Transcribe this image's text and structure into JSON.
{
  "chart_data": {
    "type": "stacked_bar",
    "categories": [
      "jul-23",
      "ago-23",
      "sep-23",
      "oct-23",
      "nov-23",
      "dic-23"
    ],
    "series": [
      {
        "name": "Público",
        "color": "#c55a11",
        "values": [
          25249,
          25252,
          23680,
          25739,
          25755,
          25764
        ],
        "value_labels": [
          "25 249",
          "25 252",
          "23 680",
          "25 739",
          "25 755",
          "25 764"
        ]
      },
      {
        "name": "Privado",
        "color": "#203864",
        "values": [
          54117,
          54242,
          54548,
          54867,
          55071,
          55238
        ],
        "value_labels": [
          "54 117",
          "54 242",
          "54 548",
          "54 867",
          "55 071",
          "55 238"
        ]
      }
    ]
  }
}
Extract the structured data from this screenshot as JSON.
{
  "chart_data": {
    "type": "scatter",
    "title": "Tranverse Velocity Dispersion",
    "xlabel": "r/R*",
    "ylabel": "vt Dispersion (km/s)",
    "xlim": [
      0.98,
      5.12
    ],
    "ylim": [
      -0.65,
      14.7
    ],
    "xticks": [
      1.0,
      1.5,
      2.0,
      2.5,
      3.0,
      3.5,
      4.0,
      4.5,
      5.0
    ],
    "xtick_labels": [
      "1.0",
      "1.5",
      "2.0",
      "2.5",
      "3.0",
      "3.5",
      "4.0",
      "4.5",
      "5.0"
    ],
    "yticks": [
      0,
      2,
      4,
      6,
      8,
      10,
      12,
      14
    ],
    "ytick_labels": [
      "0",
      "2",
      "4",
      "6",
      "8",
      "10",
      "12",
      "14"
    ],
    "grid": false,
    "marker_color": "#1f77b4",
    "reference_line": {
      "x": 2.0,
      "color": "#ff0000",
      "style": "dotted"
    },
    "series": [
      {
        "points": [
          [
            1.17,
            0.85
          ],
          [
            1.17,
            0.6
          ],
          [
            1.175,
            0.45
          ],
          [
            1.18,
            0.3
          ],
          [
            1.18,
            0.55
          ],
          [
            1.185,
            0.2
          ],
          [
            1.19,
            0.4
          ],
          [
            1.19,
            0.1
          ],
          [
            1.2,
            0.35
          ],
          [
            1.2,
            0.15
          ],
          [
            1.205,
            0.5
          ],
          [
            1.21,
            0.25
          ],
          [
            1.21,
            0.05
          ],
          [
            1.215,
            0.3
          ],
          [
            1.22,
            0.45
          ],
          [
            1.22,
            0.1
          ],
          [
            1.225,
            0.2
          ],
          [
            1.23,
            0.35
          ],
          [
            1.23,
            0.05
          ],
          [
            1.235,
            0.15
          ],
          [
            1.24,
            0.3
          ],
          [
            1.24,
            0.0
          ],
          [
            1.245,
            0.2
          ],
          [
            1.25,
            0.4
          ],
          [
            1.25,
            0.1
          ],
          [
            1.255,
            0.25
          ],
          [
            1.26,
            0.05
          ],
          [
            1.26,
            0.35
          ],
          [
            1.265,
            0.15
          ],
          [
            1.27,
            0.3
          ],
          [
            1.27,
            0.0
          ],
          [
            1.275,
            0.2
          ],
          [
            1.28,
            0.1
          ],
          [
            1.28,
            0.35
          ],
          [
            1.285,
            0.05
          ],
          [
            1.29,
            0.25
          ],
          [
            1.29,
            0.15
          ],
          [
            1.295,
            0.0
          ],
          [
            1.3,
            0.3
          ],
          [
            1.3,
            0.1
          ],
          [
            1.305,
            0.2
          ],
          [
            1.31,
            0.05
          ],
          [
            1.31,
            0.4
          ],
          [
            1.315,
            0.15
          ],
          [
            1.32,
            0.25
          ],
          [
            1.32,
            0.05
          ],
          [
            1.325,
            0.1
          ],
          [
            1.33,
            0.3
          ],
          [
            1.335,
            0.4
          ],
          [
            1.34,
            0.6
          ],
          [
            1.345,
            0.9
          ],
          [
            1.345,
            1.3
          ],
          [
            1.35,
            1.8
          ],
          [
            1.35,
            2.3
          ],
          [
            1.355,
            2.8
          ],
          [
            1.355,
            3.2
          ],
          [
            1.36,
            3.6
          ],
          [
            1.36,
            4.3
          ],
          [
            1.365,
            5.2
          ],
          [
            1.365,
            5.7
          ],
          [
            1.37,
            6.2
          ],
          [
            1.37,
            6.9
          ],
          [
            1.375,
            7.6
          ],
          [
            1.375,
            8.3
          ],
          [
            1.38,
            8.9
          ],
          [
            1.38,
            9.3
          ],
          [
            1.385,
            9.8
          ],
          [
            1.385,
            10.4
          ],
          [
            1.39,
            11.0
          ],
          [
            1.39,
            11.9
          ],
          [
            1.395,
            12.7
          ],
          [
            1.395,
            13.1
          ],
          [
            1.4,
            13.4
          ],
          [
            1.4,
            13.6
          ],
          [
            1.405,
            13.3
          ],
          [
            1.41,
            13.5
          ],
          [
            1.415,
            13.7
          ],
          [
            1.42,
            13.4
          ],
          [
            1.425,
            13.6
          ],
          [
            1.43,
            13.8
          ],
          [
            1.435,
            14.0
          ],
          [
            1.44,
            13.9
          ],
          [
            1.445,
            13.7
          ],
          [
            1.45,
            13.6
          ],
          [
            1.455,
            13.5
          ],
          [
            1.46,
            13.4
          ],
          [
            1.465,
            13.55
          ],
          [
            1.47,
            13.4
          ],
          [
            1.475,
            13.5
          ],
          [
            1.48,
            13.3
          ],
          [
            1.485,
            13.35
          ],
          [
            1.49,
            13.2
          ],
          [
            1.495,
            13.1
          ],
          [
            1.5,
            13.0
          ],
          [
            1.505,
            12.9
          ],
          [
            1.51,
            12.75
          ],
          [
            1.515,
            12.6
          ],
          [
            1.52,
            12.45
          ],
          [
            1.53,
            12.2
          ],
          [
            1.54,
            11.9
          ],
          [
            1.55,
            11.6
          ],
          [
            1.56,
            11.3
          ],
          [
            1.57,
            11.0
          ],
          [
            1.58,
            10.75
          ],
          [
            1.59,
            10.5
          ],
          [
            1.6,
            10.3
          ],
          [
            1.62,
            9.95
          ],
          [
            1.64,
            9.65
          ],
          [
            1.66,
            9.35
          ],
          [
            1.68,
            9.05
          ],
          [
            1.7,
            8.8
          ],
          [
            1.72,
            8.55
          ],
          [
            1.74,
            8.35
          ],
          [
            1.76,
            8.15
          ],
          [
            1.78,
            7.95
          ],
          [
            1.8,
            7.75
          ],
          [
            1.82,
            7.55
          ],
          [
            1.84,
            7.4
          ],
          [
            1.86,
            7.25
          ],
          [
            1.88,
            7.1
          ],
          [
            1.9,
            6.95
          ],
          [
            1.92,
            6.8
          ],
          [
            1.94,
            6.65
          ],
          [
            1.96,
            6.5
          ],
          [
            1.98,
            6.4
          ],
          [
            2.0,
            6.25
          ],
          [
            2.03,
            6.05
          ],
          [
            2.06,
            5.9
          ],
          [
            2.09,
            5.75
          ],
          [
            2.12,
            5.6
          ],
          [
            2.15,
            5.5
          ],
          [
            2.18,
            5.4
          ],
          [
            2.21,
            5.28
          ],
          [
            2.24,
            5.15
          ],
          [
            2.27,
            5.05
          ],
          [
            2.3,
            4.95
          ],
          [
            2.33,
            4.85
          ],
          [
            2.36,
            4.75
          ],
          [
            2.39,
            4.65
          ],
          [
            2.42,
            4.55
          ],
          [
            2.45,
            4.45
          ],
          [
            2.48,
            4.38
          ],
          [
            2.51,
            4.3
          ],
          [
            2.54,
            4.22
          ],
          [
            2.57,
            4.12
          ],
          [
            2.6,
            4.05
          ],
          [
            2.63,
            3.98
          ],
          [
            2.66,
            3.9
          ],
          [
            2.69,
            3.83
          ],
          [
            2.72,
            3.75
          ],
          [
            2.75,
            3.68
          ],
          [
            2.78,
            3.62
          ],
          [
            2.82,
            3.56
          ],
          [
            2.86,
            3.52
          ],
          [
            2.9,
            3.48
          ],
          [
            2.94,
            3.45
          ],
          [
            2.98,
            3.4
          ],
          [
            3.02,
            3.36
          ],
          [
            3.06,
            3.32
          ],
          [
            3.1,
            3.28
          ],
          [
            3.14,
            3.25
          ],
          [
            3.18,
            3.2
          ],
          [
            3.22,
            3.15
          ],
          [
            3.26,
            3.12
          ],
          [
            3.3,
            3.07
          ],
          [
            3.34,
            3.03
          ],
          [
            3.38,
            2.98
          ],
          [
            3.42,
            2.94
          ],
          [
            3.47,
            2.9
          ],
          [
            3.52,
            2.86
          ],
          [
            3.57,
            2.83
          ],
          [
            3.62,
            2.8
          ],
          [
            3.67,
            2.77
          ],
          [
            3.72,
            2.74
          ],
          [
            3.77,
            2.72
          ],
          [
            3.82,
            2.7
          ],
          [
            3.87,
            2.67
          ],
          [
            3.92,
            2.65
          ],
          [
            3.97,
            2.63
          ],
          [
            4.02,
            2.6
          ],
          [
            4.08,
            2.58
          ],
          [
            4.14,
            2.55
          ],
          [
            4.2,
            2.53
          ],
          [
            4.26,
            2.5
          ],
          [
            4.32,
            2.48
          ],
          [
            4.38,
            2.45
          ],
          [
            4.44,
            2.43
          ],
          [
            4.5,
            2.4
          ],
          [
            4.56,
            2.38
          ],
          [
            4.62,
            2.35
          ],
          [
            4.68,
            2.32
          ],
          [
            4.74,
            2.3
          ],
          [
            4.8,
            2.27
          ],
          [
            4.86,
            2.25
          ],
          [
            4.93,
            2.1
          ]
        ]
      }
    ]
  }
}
====================
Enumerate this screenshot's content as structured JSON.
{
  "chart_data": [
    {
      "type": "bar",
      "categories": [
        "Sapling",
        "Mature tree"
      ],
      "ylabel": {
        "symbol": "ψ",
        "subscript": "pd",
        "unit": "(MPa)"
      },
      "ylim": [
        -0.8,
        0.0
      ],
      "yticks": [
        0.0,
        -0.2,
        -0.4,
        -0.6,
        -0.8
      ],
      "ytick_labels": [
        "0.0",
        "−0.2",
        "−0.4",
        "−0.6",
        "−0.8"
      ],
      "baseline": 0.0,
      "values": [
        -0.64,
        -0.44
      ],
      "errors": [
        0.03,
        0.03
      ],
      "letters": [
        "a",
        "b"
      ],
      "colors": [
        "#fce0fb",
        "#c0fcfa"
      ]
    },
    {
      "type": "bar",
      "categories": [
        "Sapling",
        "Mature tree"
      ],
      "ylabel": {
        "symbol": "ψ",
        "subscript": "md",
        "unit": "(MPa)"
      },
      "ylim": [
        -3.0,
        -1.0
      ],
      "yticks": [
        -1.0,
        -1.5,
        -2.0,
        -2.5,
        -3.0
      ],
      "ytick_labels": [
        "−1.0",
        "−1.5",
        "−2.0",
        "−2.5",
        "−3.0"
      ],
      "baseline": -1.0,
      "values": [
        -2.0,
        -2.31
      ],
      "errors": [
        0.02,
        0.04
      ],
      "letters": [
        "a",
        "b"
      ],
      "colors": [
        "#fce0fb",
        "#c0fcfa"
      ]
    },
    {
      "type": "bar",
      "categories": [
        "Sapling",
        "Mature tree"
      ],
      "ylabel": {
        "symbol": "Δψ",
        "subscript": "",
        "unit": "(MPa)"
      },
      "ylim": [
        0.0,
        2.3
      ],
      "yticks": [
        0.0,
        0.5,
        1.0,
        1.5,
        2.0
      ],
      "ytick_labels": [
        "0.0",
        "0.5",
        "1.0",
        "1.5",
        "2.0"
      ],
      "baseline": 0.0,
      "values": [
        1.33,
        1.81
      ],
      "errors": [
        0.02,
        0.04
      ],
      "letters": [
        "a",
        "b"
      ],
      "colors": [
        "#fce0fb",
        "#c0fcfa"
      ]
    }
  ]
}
====================
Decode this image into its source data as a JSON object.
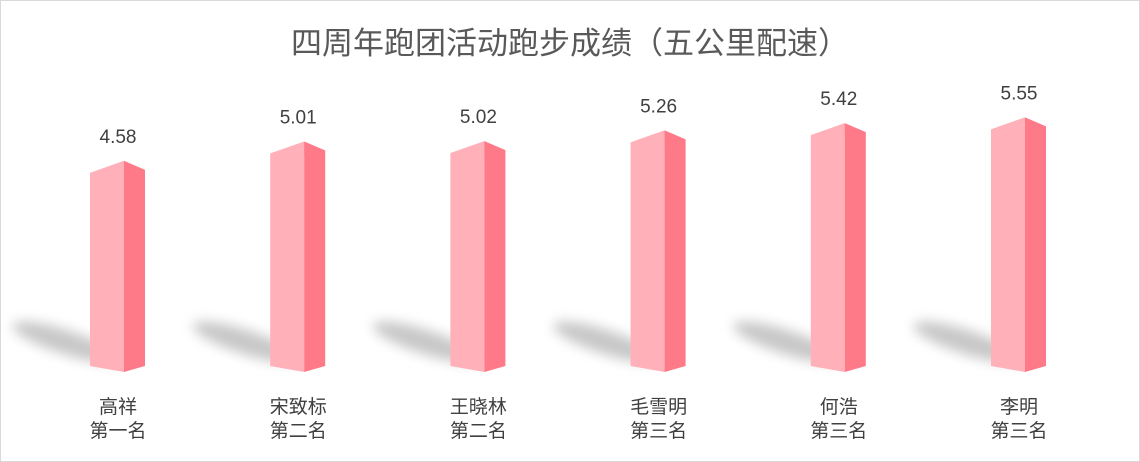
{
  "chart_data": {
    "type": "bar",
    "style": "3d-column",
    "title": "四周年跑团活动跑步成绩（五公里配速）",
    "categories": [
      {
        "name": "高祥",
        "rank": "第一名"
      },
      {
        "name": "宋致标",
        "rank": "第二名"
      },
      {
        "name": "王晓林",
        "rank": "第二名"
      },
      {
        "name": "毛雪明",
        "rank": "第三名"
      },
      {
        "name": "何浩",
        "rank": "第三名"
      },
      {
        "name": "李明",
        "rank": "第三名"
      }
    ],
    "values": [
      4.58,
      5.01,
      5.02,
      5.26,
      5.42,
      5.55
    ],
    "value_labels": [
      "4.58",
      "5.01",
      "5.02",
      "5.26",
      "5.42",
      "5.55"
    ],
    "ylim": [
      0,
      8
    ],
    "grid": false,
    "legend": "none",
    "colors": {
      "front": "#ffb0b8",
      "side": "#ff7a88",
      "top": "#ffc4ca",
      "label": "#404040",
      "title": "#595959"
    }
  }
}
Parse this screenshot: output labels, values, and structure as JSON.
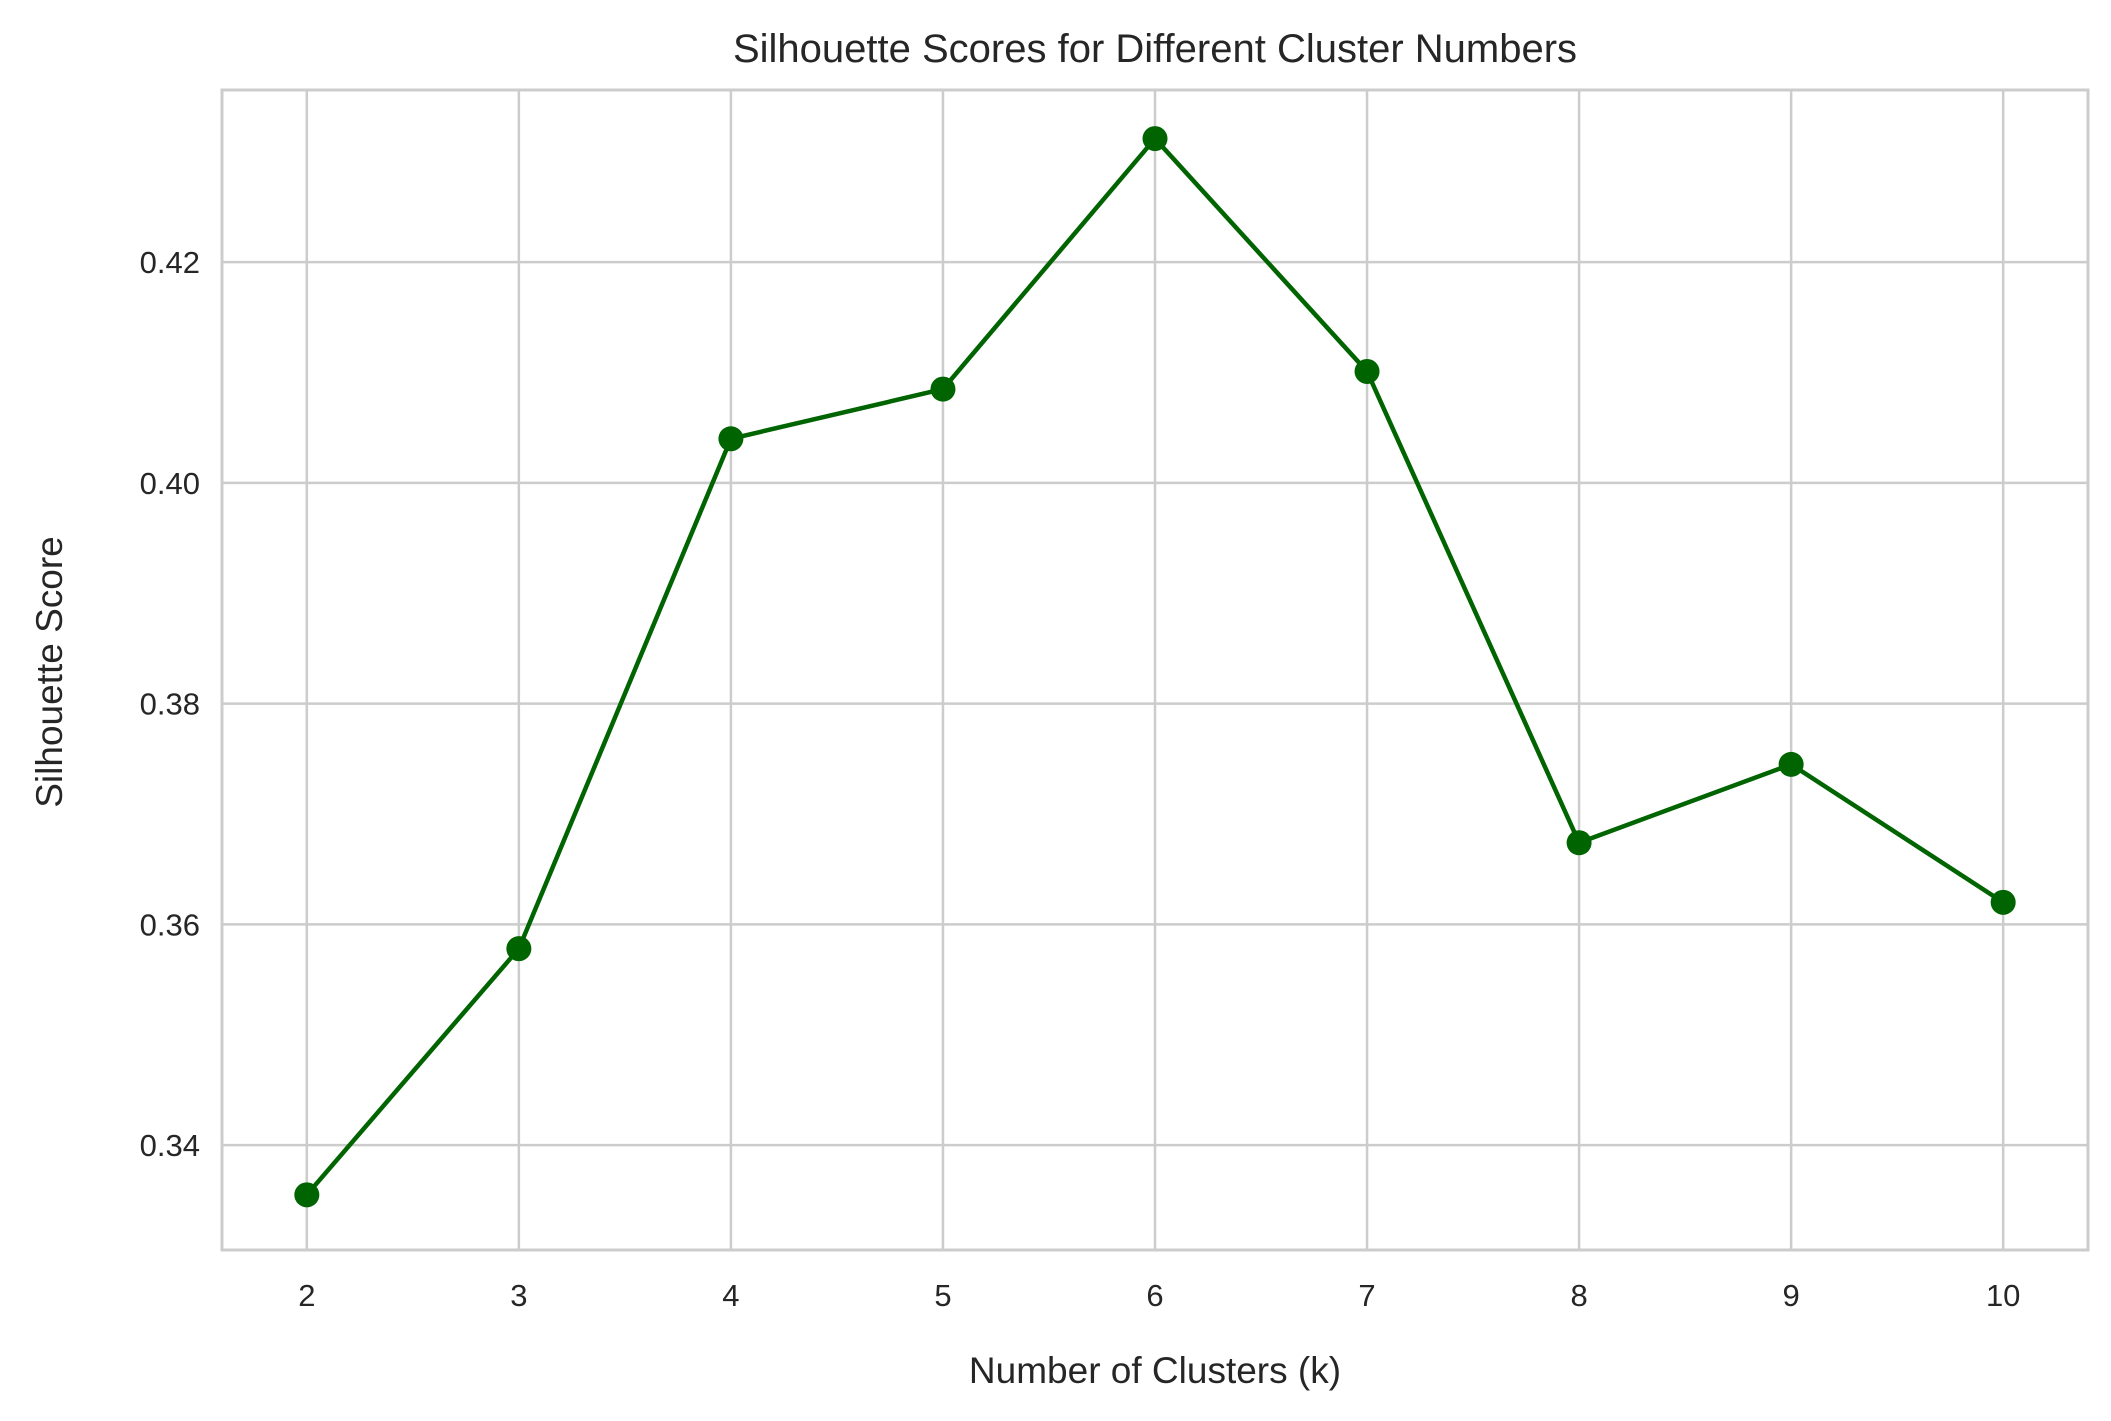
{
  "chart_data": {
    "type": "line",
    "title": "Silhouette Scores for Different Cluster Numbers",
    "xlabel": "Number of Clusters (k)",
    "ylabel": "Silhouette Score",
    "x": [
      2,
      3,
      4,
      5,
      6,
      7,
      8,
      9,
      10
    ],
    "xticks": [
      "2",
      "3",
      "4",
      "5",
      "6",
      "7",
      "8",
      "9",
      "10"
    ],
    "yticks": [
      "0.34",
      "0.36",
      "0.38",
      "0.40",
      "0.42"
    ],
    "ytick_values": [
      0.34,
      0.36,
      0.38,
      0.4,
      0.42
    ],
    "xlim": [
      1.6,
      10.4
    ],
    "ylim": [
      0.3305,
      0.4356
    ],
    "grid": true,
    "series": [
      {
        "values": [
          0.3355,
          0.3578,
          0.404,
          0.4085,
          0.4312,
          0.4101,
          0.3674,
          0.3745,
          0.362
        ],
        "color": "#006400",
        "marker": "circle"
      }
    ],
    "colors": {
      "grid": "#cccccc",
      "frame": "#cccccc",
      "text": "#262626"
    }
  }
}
====================
● To be done:
Pull out every line of the entries that includes the word "Dispersion".

● Complete response:
    "title": "Tranverse Velocity Dispersion",
    "ylabel": "vt Dispersion (km/s)",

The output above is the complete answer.